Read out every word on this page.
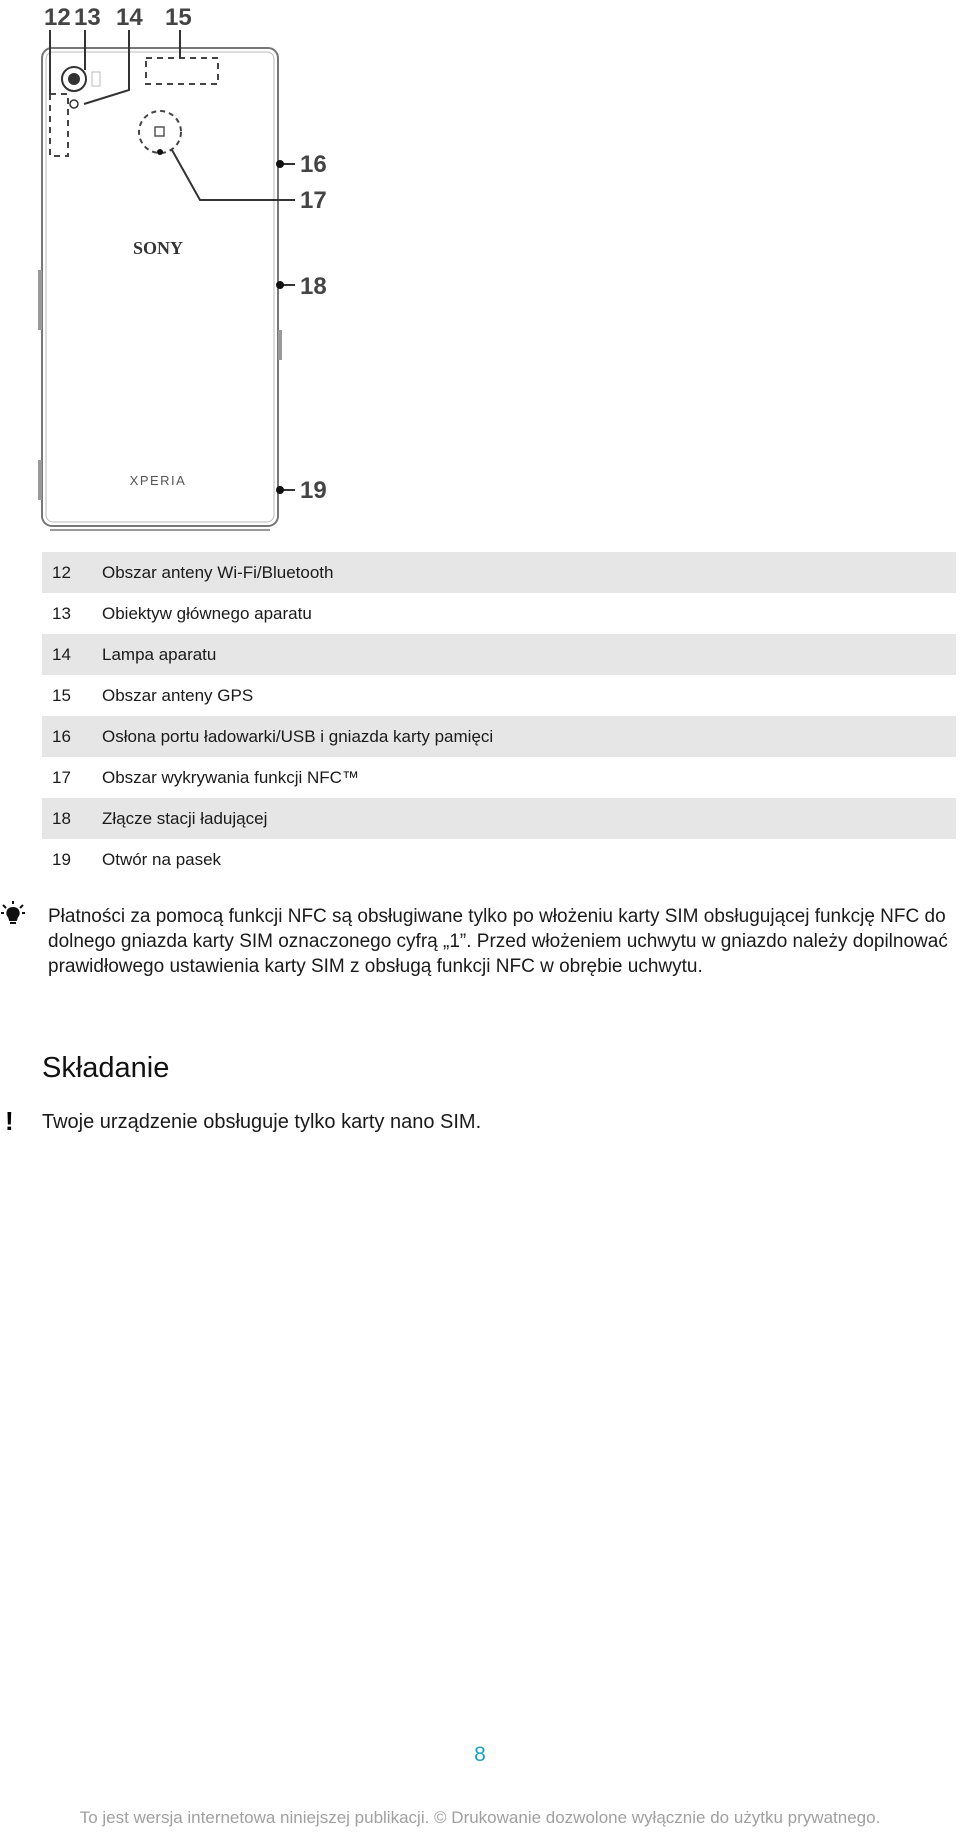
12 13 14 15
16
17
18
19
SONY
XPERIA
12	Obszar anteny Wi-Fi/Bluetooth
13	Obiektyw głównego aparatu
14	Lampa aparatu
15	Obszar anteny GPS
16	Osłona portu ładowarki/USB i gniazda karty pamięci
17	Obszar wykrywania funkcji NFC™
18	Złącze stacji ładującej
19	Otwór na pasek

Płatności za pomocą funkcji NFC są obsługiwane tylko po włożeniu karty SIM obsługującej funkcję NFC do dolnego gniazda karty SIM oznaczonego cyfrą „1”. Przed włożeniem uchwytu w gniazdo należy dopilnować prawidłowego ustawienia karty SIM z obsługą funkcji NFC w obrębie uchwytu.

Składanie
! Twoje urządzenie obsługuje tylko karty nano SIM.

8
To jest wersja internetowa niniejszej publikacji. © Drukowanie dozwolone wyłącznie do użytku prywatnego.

::::

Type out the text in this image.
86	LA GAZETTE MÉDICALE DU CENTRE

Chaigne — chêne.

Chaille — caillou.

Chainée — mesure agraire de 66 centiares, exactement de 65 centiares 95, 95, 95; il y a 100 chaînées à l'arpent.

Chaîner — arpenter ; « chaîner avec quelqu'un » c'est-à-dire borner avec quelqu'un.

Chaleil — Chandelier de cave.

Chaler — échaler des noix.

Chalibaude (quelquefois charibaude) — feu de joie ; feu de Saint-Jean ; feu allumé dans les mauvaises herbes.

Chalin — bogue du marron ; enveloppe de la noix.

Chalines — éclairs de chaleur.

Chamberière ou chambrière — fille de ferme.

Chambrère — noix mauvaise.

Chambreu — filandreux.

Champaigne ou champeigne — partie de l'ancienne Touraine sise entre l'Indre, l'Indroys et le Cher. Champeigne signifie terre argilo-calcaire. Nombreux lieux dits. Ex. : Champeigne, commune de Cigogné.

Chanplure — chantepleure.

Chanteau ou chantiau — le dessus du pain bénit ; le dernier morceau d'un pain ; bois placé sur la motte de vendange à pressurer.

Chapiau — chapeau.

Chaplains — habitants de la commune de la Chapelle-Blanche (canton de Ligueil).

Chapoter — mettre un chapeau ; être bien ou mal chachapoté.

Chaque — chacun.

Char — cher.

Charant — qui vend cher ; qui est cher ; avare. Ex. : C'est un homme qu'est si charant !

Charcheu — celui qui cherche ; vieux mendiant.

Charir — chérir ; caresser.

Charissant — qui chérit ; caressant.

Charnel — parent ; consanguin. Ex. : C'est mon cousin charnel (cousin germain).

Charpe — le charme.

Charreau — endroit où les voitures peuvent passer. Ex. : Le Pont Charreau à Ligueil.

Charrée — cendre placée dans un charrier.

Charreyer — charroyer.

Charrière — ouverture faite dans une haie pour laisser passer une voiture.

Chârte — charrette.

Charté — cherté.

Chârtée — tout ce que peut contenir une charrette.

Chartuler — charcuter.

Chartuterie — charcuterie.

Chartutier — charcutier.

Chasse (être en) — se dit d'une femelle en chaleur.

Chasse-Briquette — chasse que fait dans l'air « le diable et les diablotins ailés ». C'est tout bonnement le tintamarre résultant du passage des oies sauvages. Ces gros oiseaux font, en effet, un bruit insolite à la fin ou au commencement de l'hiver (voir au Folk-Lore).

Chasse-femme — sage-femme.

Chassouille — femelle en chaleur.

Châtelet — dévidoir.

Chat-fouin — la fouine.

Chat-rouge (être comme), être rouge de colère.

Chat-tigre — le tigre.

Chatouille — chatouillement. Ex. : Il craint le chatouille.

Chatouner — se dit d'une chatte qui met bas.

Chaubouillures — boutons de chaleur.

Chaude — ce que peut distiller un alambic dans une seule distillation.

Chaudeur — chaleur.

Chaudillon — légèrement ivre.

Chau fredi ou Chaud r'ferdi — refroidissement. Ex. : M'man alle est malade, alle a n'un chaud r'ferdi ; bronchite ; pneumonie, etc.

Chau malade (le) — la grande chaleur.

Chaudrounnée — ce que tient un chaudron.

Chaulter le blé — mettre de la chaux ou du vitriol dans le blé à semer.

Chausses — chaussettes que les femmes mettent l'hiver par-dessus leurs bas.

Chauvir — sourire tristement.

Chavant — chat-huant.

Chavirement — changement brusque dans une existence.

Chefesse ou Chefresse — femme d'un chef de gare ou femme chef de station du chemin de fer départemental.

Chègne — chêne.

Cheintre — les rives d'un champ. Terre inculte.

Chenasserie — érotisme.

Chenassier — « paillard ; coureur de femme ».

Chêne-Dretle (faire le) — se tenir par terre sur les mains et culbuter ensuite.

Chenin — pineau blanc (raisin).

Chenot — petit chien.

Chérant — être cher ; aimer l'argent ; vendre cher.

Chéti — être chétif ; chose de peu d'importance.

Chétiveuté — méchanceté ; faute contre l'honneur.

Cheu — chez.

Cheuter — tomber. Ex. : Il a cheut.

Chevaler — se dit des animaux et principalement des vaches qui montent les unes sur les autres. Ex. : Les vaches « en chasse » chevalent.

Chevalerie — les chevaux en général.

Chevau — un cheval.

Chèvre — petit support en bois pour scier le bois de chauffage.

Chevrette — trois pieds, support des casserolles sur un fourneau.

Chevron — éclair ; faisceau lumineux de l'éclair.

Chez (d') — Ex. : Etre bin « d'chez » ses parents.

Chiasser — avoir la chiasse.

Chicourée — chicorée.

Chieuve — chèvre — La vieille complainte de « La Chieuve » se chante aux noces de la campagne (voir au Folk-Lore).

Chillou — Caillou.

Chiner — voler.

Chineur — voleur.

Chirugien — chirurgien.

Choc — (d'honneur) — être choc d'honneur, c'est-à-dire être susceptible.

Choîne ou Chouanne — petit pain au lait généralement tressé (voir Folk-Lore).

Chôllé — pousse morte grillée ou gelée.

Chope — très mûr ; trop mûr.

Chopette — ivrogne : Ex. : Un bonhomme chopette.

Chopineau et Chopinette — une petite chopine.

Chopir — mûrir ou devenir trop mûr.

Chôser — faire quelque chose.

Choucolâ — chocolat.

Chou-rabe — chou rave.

::::

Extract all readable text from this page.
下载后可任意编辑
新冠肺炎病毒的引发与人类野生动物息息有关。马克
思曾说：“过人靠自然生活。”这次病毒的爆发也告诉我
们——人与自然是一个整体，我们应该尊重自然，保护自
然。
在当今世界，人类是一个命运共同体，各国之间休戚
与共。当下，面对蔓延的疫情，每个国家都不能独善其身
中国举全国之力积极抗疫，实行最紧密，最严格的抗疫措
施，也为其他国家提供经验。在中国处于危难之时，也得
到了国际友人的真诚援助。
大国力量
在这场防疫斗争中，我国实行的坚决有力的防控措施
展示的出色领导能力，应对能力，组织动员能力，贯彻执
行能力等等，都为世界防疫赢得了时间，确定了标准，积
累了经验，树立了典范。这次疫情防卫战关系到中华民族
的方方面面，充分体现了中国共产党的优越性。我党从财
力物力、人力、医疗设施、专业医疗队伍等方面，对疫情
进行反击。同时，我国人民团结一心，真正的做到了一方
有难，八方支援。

::::

= Given request =
Reproduce every line from the entries that holds the word "page".

= Exercise response =
Read out every word on this page.
Extract all readable text from this page.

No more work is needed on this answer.